Data records:
=-=-=-=-=

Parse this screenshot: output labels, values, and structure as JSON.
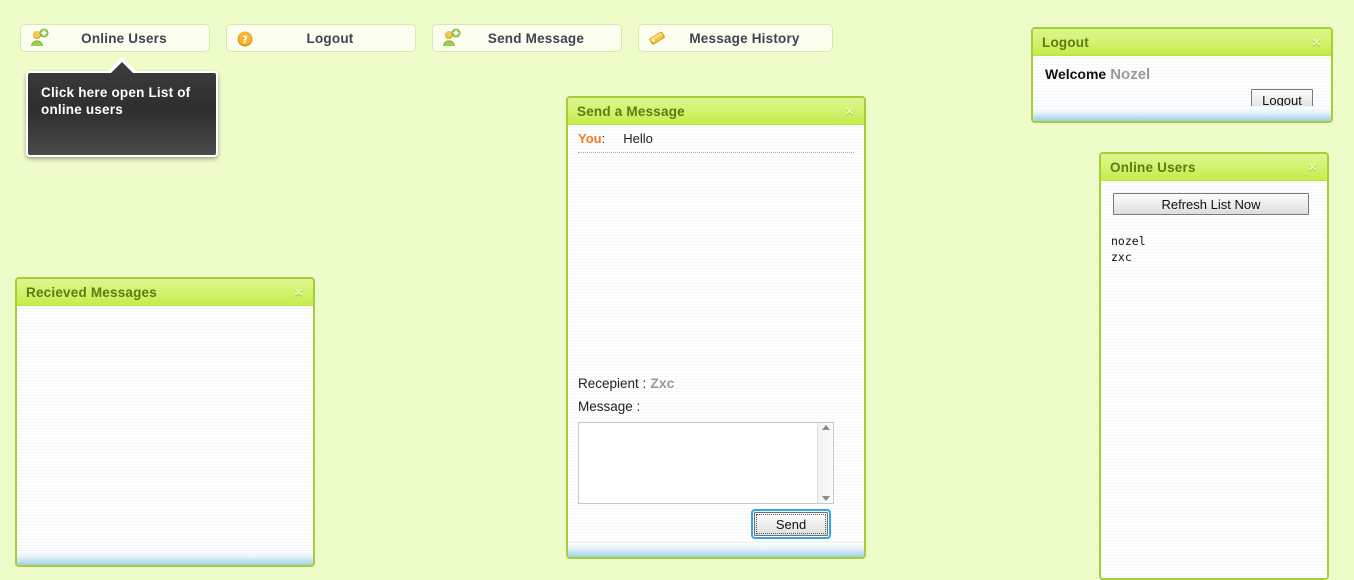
{
  "toolbar": {
    "buttons": [
      {
        "label": "Online Users",
        "icon": "user-add-icon"
      },
      {
        "label": "Logout",
        "icon": "question-mark-icon"
      },
      {
        "label": "Send Message",
        "icon": "user-add-icon"
      },
      {
        "label": "Message History",
        "icon": "tag-icon"
      }
    ]
  },
  "tooltip": {
    "text": "Click here open List of online users"
  },
  "received_panel": {
    "title": "Recieved Messages",
    "close_label": "×",
    "messages": []
  },
  "send_panel": {
    "title": "Send a Message",
    "close_label": "×",
    "chat": [
      {
        "sender": "You",
        "separator": ":",
        "text": "Hello"
      }
    ],
    "recipient_label": "Recepient :",
    "recipient_name": "Zxc",
    "message_label": "Message :",
    "message_value": "",
    "send_button_label": "Send"
  },
  "logout_panel": {
    "title": "Logout",
    "close_label": "×",
    "welcome_label": "Welcome",
    "user_name": "Nozel",
    "button_label": "Logout"
  },
  "online_panel": {
    "title": "Online Users",
    "close_label": "×",
    "refresh_button_label": "Refresh List Now",
    "users": [
      "nozel",
      "zxc"
    ]
  },
  "colors": {
    "page_background": "#eefcca",
    "panel_border": "#a5cf36",
    "header_gradient_top": "#ddf68f",
    "header_gradient_bottom": "#c4ec4b",
    "panel_title_text": "#5d7a14",
    "chat_sender": "#f47c20",
    "muted_name": "#9a9a9a",
    "tooltip_background": "#3a3a3a",
    "focus_ring": "#34a6e0"
  }
}
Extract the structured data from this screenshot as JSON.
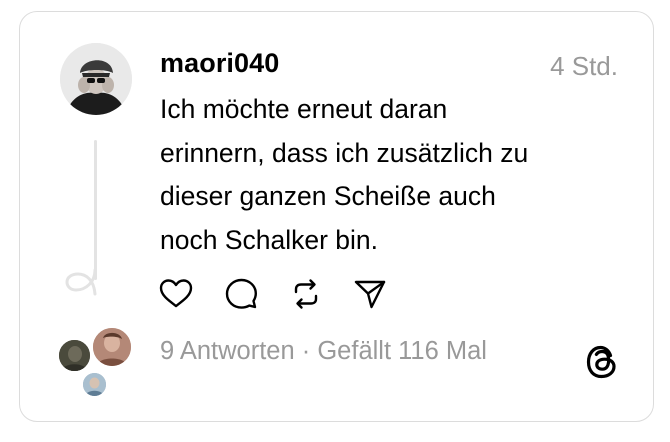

=-=-=-=-=

Repeat the data exactly, excluding the pictures.

Parse this screenshot: output labels, values, and structure as JSON.
{
  "toolbar": {
    "buttons": [
      {
        "label": "Online Users",
        "icon": "user-add-icon"
      },
      {
        "label": "Logout",
        "icon": "question-mark-icon"
      },
      {
        "label": "Send Message",
        "icon": "user-add-icon"
      },
      {
        "label": "Message History",
        "icon": "tag-icon"
      }
    ]
  },
  "tooltip": {
    "text": "Click here open List of online users"
  },
  "received_panel": {
    "title": "Recieved Messages",
    "close_label": "×",
    "messages": []
  },
  "send_panel": {
    "title": "Send a Message",
    "close_label": "×",
    "chat": [
      {
        "sender": "You",
        "separator": ":",
        "text": "Hello"
      }
    ],
    "recipient_label": "Recepient :",
    "recipient_name": "Zxc",
    "message_label": "Message :",
    "message_value": "",
    "send_button_label": "Send"
  },
  "logout_panel": {
    "title": "Logout",
    "close_label": "×",
    "welcome_label": "Welcome",
    "user_name": "Nozel",
    "button_label": "Logout"
  },
  "online_panel": {
    "title": "Online Users",
    "close_label": "×",
    "refresh_button_label": "Refresh List Now",
    "users": [
      "nozel",
      "zxc"
    ]
  },
  "colors": {
    "page_background": "#eefcca",
    "panel_border": "#a5cf36",
    "header_gradient_top": "#ddf68f",
    "header_gradient_bottom": "#c4ec4b",
    "panel_title_text": "#5d7a14",
    "chat_sender": "#f47c20",
    "muted_name": "#9a9a9a",
    "tooltip_background": "#3a3a3a",
    "focus_ring": "#34a6e0"
  }
}
Extract the structured data from this screenshot as JSON.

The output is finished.